Short task -
Copy the listing below verbatim, from its first line up to and including the line that contains "zoom-button[interactable] <box>725 77".

Material supplied -
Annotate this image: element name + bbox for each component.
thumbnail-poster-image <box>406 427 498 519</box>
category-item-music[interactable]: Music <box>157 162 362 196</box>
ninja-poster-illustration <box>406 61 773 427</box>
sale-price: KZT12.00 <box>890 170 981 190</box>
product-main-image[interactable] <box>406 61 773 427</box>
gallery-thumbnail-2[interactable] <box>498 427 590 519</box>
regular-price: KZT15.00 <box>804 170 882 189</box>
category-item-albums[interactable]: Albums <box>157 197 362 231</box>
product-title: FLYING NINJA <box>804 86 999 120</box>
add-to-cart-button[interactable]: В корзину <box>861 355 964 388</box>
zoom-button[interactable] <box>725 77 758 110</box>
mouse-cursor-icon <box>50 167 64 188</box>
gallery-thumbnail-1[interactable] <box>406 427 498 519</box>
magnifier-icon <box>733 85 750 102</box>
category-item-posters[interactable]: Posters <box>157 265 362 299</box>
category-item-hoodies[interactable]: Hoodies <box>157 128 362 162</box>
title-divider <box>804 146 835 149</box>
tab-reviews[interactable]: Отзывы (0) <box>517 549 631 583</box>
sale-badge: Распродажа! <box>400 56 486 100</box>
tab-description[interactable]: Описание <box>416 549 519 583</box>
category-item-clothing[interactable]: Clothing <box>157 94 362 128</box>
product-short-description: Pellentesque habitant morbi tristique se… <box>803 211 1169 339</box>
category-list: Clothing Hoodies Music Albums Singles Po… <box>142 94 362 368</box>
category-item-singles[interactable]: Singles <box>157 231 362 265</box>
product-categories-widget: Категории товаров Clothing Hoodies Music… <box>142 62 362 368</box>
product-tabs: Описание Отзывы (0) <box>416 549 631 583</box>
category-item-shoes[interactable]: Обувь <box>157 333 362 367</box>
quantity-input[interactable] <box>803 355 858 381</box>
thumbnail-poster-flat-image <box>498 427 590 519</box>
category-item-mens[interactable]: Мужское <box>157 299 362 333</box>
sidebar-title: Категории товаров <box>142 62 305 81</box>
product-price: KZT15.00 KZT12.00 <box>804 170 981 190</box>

Reply -
Annotate this image: element name + bbox for each component.
thumbnail-poster-image <box>406 427 498 519</box>
category-item-music[interactable]: Music <box>157 162 362 196</box>
ninja-poster-illustration <box>406 61 773 427</box>
sale-price: KZT12.00 <box>890 170 981 190</box>
product-main-image[interactable] <box>406 61 773 427</box>
gallery-thumbnail-2[interactable] <box>498 427 590 519</box>
regular-price: KZT15.00 <box>804 170 882 189</box>
category-item-albums[interactable]: Albums <box>157 197 362 231</box>
product-title: FLYING NINJA <box>804 86 999 120</box>
add-to-cart-button[interactable]: В корзину <box>861 355 964 388</box>
zoom-button[interactable] <box>725 77 758 110</box>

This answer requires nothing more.